### Record list
•••
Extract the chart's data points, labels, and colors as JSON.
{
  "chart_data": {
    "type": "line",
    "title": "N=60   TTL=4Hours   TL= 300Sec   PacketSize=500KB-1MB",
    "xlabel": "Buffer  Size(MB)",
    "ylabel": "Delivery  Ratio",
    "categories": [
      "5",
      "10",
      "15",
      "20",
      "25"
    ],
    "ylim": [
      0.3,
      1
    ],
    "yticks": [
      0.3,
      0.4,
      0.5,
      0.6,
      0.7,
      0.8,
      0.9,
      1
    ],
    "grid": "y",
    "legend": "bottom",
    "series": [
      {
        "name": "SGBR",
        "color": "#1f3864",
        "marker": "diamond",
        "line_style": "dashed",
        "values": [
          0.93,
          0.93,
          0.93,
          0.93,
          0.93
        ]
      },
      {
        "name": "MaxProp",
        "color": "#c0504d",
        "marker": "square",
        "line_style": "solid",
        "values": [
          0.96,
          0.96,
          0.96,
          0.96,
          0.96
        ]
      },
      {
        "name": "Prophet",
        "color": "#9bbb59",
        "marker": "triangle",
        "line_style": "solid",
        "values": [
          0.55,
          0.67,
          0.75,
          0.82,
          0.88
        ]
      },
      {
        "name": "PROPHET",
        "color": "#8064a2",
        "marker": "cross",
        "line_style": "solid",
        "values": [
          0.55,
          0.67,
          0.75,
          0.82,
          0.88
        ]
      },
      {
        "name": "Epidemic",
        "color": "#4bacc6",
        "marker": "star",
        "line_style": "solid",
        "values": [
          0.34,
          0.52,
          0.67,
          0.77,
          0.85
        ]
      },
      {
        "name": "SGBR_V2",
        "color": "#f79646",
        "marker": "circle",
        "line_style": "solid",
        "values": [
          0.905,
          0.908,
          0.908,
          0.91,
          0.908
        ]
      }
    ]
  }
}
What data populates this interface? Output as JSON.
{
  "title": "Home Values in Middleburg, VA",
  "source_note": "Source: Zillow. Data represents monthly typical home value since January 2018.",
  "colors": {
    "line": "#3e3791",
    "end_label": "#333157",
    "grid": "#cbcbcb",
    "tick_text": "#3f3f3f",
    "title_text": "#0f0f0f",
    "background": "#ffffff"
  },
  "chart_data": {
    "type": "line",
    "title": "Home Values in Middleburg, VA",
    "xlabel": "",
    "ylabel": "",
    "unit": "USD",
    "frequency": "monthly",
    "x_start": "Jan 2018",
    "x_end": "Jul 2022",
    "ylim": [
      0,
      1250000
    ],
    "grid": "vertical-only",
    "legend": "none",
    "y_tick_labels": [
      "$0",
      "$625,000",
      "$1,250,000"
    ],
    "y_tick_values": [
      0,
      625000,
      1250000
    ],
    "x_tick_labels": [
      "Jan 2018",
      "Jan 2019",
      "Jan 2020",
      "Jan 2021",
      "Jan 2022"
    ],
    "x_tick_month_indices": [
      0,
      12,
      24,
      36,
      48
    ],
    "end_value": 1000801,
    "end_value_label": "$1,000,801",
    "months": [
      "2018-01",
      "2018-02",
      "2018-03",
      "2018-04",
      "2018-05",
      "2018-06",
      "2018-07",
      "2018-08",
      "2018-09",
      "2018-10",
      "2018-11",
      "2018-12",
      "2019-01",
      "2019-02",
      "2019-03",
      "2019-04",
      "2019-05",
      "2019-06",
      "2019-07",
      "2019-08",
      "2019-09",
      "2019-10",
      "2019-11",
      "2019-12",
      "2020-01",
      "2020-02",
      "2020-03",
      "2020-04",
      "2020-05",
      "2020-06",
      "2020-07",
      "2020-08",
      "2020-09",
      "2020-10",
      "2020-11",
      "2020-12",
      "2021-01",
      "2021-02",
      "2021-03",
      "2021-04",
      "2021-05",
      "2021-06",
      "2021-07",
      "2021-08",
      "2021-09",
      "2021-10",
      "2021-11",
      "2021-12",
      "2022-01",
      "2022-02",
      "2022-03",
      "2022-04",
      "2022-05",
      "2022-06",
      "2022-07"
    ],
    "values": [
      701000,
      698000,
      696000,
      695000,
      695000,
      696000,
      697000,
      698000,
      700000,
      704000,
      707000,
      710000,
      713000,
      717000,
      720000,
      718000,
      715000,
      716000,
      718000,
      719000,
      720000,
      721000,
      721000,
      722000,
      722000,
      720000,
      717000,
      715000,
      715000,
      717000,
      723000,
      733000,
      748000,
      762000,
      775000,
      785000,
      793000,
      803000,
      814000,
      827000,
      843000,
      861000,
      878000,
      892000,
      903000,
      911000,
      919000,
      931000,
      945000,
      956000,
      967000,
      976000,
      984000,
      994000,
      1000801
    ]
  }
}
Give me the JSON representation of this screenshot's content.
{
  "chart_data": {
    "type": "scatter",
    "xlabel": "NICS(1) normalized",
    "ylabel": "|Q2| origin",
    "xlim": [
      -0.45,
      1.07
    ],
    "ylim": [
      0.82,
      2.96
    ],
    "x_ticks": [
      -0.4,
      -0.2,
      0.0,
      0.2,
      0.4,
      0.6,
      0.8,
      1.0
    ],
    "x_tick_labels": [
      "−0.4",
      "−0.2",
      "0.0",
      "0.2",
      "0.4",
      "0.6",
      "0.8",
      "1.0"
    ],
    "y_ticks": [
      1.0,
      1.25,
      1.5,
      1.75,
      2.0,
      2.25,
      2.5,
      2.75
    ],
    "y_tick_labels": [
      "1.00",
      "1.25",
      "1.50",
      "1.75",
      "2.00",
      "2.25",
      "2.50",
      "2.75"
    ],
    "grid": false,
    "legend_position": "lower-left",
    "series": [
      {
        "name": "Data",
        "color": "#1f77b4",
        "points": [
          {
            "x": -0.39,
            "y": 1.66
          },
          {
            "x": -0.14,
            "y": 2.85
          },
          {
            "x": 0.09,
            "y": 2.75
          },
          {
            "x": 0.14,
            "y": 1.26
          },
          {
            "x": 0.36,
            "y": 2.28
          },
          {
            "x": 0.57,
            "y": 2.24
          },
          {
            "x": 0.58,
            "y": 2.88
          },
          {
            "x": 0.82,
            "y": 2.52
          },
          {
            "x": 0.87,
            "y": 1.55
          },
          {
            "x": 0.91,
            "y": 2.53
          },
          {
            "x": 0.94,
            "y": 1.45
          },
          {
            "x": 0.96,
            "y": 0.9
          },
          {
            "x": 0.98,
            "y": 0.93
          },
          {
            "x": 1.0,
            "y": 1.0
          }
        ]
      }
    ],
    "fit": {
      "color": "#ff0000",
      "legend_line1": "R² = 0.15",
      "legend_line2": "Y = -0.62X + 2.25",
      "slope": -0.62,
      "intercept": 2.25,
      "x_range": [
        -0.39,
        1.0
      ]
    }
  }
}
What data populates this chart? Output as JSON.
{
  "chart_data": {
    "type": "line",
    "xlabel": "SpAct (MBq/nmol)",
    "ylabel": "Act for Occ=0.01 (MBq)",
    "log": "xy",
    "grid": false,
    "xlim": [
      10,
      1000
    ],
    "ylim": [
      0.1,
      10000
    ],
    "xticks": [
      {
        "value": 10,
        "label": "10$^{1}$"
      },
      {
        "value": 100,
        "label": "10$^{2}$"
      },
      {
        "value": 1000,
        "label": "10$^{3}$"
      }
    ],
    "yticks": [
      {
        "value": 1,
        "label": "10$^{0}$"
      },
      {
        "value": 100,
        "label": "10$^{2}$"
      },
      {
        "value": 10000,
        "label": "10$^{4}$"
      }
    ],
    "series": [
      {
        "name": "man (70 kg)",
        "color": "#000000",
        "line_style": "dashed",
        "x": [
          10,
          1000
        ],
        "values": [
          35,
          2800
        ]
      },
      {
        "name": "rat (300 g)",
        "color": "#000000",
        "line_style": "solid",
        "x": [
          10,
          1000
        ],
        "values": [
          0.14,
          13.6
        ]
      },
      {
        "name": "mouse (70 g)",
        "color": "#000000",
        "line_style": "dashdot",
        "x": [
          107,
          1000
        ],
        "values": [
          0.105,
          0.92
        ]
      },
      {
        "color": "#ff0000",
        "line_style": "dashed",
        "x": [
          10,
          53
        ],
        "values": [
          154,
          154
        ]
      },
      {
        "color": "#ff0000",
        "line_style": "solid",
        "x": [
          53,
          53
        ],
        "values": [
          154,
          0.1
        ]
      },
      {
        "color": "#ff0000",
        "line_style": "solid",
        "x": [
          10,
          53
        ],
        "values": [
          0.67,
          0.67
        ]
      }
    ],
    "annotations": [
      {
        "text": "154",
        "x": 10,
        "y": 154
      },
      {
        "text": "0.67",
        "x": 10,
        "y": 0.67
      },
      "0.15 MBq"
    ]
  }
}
•••
### Short task
Pull out each line of the listing that holds the string "monthly".

### Output below
  "source_note": "Source: Zillow. Data represents monthly typical home value since January 2018.",
    "frequency": "monthly",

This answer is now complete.